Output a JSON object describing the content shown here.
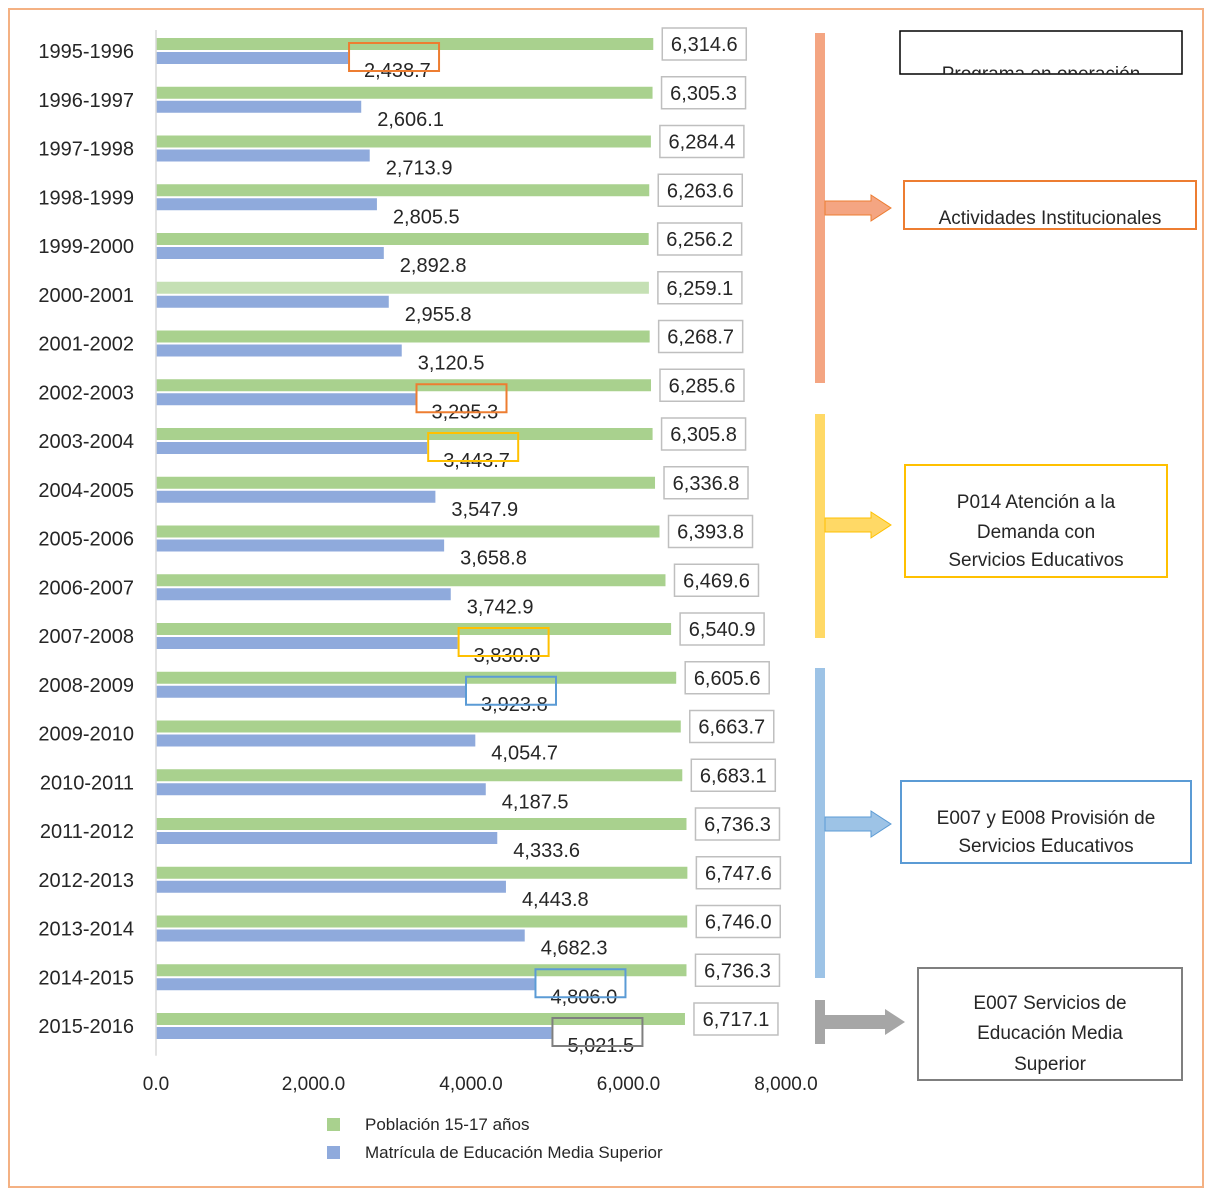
{
  "chart_data": {
    "type": "bar",
    "orientation": "horizontal",
    "categories": [
      "1995-1996",
      "1996-1997",
      "1997-1998",
      "1998-1999",
      "1999-2000",
      "2000-2001",
      "2001-2002",
      "2002-2003",
      "2003-2004",
      "2004-2005",
      "2005-2006",
      "2006-2007",
      "2007-2008",
      "2008-2009",
      "2009-2010",
      "2010-2011",
      "2011-2012",
      "2012-2013",
      "2013-2014",
      "2014-2015",
      "2015-2016"
    ],
    "series": [
      {
        "name": "Población 15-17 años",
        "color": "#a9d18e",
        "values": [
          6314.6,
          6305.3,
          6284.4,
          6263.6,
          6256.2,
          6259.1,
          6268.7,
          6285.6,
          6305.8,
          6336.8,
          6393.8,
          6469.6,
          6540.9,
          6605.6,
          6663.7,
          6683.1,
          6736.3,
          6747.6,
          6746.0,
          6736.3,
          6717.1
        ],
        "labels": [
          "6,314.6",
          "6,305.3",
          "6,284.4",
          "6,263.6",
          "6,256.2",
          "6,259.1",
          "6,268.7",
          "6,285.6",
          "6,305.8",
          "6,336.8",
          "6,393.8",
          "6,469.6",
          "6,540.9",
          "6,605.6",
          "6,663.7",
          "6,683.1",
          "6,736.3",
          "6,747.6",
          "6,746.0",
          "6,736.3",
          "6,717.1"
        ]
      },
      {
        "name": "Matrícula de Educación Media Superior",
        "color": "#8faadc",
        "values": [
          2438.7,
          2606.1,
          2713.9,
          2805.5,
          2892.8,
          2955.8,
          3120.5,
          3295.3,
          3443.7,
          3547.9,
          3658.8,
          3742.9,
          3830.0,
          3923.8,
          4054.7,
          4187.5,
          4333.6,
          4443.8,
          4682.3,
          4806.0,
          5021.5
        ],
        "labels": [
          "2,438.7",
          "2,606.1",
          "2,713.9",
          "2,805.5",
          "2,892.8",
          "2,955.8",
          "3,120.5",
          "3,295.3",
          "3,443.7",
          "3,547.9",
          "3,658.8",
          "3,742.9",
          "3,830.0",
          "3,923.8",
          "4,054.7",
          "4,187.5",
          "4,333.6",
          "4,443.8",
          "4,682.3",
          "4,806.0",
          "5,021.5"
        ]
      }
    ],
    "xlim": [
      0,
      8000
    ],
    "x_ticks": [
      0,
      2000,
      4000,
      6000,
      8000
    ],
    "x_tick_labels": [
      "0.0",
      "2,000.0",
      "4,000.0",
      "6,000.0",
      "8,000.0"
    ],
    "grid": false,
    "legend": "bottom"
  },
  "highlights": [
    {
      "row": 0,
      "color": "#ed7d31"
    },
    {
      "row": 7,
      "color": "#ed7d31"
    },
    {
      "row": 8,
      "color": "#ffc000"
    },
    {
      "row": 12,
      "color": "#ffc000"
    },
    {
      "row": 13,
      "color": "#5b9bd5"
    },
    {
      "row": 19,
      "color": "#5b9bd5"
    },
    {
      "row": 20,
      "color": "#7f7f7f"
    }
  ],
  "programs": [
    {
      "text": "Programa en operación",
      "color": "#000000",
      "lines": [
        "Programa en operación"
      ]
    },
    {
      "text": "Actividades Institucionales",
      "color": "#ed7d31",
      "lines": [
        "Actividades Institucionales"
      ]
    },
    {
      "text": "P014 Atención a la Demanda con Servicios Educativos",
      "color": "#ffc000",
      "lines": [
        "P014 Atención a la",
        "Demanda con",
        "Servicios Educativos"
      ]
    },
    {
      "text": "E007 y E008 Provisión de Servicios Educativos",
      "color": "#5b9bd5",
      "lines": [
        "E007 y E008 Provisión de",
        "Servicios Educativos"
      ]
    },
    {
      "text": "E007 Servicios de Educación Media Superior",
      "color": "#7f7f7f",
      "lines": [
        "E007 Servicios de",
        "Educación Media",
        "Superior"
      ]
    }
  ],
  "brackets": [
    {
      "color": "#f4a582"
    },
    {
      "color": "#ffd966"
    },
    {
      "color": "#9dc3e6"
    },
    {
      "color": "#a6a6a6"
    }
  ]
}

--------------------------------------------------

Only lines holding the string "text" are wanted; gather each one from the entries above.

■ **Exercise result**
      "text": "Programa en operación",
      "text": "Actividades Institucionales",
      "text": "P014 Atención a la Demanda con Servicios Educativos",
      "text": "E007 y E008 Provisión de Servicios Educativos",
      "text": "E007 Servicios de Educación Media Superior",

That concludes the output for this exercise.